Take from the listing each line that has the string "Reno".

※

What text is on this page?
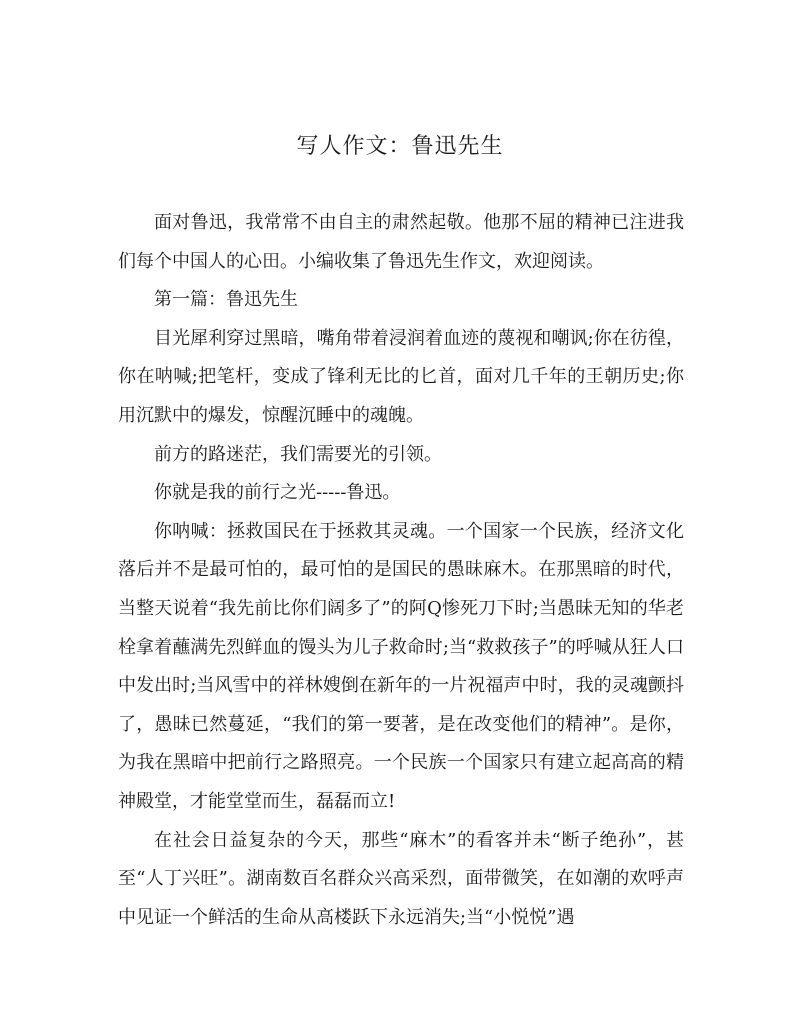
写人作文：鲁迅先生

面对鲁迅，我常常不由自主的肃然起敬。他那不屈的精神已注进我们每个中国人的心田。小编收集了鲁迅先生作文，欢迎阅读。

第一篇：鲁迅先生

目光犀利穿过黑暗，嘴角带着浸润着血迹的蔑视和嘲讽;你在彷徨，你在呐喊;把笔杆，变成了锋利无比的匕首，面对几千年的王朝历史;你用沉默中的爆发，惊醒沉睡中的魂魄。

前方的路迷茫，我们需要光的引领。

你就是我的前行之光-----鲁迅。

你呐喊：拯救国民在于拯救其灵魂。一个国家一个民族，经济文化落后并不是最可怕的，最可怕的是国民的愚昧麻木。在那黑暗的时代，当整天说着“我先前比你们阔多了”的阿Q惨死刀下时;当愚昧无知的华老栓拿着蘸满先烈鲜血的馒头为儿子救命时;当“救救孩子”的呼喊从狂人口中发出时;当风雪中的祥林嫂倒在新年的一片祝福声中时，我的灵魂颤抖了，愚昧已然蔓延，“我们的第一要著，是在改变他们的精神”。是你，为我在黑暗中把前行之路照亮。一个民族一个国家只有建立起高高的精神殿堂，才能堂堂而生，磊磊而立!

在社会日益复杂的今天，那些“麻木”的看客并未“断子绝孙”，甚至“人丁兴旺”。湖南数百名群众兴高采烈，面带微笑，在如潮的欢呼声中见证一个鲜活的生命从高楼跃下永远消失;当“小悦悦”遇
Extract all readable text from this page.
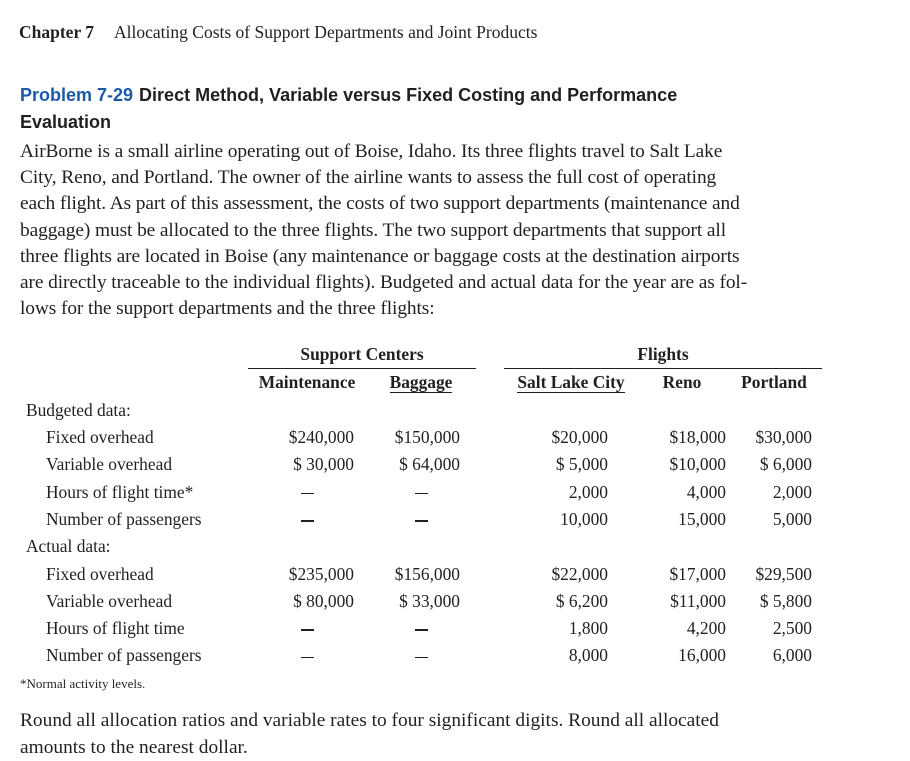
Chapter 7 Allocating Costs of Support Departments and Joint Products
Problem 7-29 Direct Method, Variable versus Fixed Costing and Performance
Evaluation
AirBorne is a small airline operating out of Boise, Idaho. Its three flights travel to Salt Lake
City, Reno, and Portland. The owner of the airline wants to assess the full cost of operating
each flight. As part of this assessment, the costs of two support departments (maintenance and
baggage) must be allocated to the three flights. The two support departments that support all
three flights are located in Boise (any maintenance or baggage costs at the destination airports
are directly traceable to the individual flights). Budgeted and actual data for the year are as fol-
lows for the support departments and the three flights:
	Support Centers			Flights		
	Maintenance	Baggage		Salt Lake City	Reno	Portland
Budgeted data:						
Fixed overhead	$240,000	$150,000		$20,000	$18,000	$30,000
Variable overhead	$ 30,000	$ 64,000		$ 5,000	$10,000	$ 6,000
Hours of flight time*				2,000	4,000	2,000
Number of passengers				10,000	15,000	5,000
Actual data:						
Fixed overhead	$235,000	$156,000		$22,000	$17,000	$29,500
Variable overhead	$ 80,000	$ 33,000		$ 6,200	$11,000	$ 5,800
Hours of flight time				1,800	4,200	2,500
Number of passengers				8,000	16,000	6,000
*Normal activity levels.
Round all allocation ratios and variable rates to four significant digits. Round all allocated
amounts to the nearest dollar.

※

### The answer
City, Reno, and Portland. The owner of the airline wants to assess the full cost of operating
	Maintenance	Baggage		Salt Lake City	Reno	Portland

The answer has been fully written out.